**WHAT IS NEEDED**: Wherever the string "icon" occurs in a line of these records, report that line.

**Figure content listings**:
++++++++++
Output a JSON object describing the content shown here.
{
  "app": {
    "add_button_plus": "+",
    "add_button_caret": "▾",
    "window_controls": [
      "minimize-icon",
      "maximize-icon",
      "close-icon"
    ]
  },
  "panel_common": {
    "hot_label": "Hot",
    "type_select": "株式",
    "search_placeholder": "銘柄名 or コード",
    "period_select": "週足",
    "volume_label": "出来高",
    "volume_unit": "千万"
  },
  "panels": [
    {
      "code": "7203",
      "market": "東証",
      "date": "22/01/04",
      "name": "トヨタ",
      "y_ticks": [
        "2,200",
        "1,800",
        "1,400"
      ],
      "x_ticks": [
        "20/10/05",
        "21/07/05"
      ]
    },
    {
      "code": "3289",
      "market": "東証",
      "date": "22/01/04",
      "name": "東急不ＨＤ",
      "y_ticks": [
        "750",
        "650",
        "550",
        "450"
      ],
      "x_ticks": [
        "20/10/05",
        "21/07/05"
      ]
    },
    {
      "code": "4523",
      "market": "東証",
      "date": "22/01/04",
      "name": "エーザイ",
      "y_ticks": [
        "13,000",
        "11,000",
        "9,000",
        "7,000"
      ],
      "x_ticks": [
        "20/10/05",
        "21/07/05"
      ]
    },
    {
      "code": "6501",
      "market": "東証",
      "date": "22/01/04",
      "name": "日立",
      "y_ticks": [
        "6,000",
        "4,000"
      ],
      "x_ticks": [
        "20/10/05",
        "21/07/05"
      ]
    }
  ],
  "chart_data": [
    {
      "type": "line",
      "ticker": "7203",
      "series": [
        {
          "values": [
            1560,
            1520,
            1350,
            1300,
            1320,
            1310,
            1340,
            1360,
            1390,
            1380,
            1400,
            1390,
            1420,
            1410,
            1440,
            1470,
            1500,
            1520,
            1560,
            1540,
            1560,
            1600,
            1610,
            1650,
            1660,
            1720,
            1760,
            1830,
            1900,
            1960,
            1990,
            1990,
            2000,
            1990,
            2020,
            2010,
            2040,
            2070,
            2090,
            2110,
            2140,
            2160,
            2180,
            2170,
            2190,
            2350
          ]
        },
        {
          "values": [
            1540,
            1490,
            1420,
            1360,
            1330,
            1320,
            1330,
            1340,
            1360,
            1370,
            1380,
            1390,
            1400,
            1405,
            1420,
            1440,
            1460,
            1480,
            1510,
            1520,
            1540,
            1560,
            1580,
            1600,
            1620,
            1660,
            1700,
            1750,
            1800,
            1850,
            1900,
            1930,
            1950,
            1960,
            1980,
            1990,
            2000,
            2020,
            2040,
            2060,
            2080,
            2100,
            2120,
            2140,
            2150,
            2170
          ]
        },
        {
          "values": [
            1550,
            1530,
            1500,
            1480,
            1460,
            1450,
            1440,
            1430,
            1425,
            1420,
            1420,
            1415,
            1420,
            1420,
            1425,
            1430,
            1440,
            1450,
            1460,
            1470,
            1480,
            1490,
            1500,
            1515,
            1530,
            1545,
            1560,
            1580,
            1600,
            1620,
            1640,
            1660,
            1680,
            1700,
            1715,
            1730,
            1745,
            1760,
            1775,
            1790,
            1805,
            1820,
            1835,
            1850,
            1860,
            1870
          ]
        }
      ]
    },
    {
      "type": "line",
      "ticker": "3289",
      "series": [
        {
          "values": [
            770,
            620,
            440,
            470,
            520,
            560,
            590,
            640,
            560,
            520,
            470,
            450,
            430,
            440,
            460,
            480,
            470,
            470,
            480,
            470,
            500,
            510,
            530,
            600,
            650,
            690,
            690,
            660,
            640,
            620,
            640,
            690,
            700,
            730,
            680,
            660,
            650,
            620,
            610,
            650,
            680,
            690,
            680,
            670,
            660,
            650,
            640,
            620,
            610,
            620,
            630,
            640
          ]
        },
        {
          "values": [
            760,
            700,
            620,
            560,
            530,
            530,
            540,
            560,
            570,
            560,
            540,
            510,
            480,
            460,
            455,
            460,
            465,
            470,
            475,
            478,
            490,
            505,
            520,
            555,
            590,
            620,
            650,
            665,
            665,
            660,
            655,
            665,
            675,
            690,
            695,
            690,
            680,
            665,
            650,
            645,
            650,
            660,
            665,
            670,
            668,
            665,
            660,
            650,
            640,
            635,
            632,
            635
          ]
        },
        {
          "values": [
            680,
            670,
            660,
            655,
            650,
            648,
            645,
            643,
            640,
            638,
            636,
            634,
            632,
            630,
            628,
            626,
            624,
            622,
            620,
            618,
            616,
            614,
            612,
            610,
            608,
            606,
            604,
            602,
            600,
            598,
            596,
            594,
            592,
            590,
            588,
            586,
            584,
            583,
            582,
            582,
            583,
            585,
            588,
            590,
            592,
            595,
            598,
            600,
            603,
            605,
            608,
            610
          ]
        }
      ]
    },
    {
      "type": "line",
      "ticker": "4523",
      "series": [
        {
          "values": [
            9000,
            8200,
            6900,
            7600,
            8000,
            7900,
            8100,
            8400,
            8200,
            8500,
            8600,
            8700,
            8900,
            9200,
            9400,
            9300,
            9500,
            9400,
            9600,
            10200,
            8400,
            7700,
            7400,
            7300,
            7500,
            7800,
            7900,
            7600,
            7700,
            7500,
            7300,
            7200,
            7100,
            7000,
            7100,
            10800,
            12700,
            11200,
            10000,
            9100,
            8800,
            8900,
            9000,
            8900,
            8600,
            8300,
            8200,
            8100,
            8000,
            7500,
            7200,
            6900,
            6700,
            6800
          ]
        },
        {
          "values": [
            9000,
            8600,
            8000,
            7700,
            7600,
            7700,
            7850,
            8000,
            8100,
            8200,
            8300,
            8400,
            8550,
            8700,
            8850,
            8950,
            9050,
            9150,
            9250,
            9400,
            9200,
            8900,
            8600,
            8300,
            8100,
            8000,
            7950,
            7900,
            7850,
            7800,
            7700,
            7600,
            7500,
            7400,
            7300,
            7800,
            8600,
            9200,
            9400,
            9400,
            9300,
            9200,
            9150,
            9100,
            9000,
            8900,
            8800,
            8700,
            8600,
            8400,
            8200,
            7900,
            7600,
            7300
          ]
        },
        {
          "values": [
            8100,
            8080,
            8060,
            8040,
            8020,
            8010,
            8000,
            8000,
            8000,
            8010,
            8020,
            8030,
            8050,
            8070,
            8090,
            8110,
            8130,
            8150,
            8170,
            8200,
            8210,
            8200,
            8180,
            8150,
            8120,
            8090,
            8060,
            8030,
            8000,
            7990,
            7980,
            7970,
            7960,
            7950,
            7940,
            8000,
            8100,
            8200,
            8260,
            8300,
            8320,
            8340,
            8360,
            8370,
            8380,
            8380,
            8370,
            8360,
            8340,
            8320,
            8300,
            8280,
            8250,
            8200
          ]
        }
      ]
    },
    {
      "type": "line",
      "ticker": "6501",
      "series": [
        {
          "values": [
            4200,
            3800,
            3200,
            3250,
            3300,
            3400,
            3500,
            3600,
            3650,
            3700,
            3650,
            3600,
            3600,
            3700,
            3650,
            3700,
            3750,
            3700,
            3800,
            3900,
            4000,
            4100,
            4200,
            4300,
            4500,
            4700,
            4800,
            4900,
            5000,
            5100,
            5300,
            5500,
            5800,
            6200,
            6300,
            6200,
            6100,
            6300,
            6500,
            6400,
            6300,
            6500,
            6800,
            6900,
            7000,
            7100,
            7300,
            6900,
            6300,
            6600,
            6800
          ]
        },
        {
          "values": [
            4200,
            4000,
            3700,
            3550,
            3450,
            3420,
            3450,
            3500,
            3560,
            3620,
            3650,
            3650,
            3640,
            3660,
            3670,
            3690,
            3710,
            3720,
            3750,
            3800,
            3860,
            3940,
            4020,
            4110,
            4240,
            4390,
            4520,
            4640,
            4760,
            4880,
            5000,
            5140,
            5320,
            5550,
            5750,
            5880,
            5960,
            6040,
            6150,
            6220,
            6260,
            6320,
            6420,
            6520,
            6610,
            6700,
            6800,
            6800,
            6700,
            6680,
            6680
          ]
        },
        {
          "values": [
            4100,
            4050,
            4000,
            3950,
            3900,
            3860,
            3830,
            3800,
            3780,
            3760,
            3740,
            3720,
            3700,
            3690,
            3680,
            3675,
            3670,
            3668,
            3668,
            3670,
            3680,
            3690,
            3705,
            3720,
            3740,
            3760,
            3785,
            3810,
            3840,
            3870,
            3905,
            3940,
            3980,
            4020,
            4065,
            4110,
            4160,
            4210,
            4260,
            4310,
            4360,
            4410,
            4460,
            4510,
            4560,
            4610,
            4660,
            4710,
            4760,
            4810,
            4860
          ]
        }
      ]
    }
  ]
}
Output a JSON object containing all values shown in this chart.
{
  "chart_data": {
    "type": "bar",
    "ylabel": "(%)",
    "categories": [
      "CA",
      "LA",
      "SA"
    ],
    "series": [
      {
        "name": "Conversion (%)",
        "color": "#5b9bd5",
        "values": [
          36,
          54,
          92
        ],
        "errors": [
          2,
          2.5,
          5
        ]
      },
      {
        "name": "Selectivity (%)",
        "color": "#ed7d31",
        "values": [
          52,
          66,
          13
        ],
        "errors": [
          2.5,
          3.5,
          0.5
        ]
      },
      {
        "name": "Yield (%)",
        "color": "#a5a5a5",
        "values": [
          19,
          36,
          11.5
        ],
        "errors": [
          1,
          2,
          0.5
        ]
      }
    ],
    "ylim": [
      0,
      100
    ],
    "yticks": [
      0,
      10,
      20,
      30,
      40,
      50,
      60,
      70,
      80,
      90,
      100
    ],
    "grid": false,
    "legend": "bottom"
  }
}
++++++++++
**COMPLETE OUTPUT**:
      "minimize-icon",
      "maximize-icon",
      "close-icon"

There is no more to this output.